Collected data

Begin

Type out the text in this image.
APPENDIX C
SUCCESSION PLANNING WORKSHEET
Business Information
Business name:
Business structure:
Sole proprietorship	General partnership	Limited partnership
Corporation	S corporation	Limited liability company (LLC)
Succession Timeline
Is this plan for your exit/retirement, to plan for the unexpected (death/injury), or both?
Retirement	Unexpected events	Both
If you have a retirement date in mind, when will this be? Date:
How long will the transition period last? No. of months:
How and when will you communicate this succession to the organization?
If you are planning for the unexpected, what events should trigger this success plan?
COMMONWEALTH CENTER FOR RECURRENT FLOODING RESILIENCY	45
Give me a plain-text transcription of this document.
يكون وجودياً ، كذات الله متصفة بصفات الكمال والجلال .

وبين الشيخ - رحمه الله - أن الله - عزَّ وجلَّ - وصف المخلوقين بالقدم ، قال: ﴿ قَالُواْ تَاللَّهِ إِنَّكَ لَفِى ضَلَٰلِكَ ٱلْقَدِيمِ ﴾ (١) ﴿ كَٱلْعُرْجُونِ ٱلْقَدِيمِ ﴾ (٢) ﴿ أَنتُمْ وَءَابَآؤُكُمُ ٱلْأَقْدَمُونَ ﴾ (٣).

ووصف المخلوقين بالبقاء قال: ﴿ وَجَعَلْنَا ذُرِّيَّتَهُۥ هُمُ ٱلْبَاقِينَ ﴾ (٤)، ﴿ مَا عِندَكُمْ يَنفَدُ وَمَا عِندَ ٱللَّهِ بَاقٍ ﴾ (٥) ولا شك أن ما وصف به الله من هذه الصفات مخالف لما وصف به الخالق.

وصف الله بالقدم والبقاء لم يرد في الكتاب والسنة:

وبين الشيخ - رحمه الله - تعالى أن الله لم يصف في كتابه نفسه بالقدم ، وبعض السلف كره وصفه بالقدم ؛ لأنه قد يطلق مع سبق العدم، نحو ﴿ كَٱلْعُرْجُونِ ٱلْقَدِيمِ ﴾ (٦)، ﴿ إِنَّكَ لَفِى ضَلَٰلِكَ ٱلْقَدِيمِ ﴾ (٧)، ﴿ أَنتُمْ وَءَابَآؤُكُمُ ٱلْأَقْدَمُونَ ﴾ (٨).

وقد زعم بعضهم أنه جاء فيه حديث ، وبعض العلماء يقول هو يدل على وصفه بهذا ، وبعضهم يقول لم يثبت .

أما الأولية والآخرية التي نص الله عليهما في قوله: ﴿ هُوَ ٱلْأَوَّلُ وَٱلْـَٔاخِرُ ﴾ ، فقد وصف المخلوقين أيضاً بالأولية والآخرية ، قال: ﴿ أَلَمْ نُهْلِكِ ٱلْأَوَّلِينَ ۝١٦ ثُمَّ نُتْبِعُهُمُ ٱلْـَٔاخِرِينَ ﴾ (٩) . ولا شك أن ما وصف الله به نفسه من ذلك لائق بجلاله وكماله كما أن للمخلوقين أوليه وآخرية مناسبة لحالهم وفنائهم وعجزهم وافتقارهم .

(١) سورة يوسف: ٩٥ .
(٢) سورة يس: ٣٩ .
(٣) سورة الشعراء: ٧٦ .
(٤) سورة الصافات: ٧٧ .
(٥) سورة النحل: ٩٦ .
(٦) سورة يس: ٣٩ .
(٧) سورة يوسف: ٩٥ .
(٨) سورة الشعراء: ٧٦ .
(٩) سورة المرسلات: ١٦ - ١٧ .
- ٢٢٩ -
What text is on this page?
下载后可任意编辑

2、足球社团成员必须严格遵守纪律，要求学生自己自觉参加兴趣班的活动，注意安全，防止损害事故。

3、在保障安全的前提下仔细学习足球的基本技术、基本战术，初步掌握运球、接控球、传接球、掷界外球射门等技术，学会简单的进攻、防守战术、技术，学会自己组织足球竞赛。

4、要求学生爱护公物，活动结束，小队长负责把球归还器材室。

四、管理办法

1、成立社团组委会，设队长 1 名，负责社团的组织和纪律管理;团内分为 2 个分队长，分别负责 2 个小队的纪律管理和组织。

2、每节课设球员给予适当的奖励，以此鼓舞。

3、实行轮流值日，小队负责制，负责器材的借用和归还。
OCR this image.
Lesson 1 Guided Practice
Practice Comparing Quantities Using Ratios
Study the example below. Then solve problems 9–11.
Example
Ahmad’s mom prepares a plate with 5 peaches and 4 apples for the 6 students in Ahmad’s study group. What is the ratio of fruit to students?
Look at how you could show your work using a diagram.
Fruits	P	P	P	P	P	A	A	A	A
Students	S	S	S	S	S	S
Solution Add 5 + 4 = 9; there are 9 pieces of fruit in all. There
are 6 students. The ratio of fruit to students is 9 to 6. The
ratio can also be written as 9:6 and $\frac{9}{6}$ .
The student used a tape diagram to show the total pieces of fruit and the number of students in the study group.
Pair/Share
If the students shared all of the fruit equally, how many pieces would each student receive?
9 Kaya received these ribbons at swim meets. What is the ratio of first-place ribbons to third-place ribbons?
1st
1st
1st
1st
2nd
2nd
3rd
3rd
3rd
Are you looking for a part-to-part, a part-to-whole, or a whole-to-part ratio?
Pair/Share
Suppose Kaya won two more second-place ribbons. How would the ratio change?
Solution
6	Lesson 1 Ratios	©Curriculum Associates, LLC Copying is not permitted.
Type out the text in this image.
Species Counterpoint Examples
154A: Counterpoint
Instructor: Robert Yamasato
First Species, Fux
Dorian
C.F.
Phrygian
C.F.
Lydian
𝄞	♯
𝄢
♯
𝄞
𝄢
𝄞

End

## Exercise task
Report the number of lines in the listing that include the string "when"; give nothing but the number.

## Finished task
2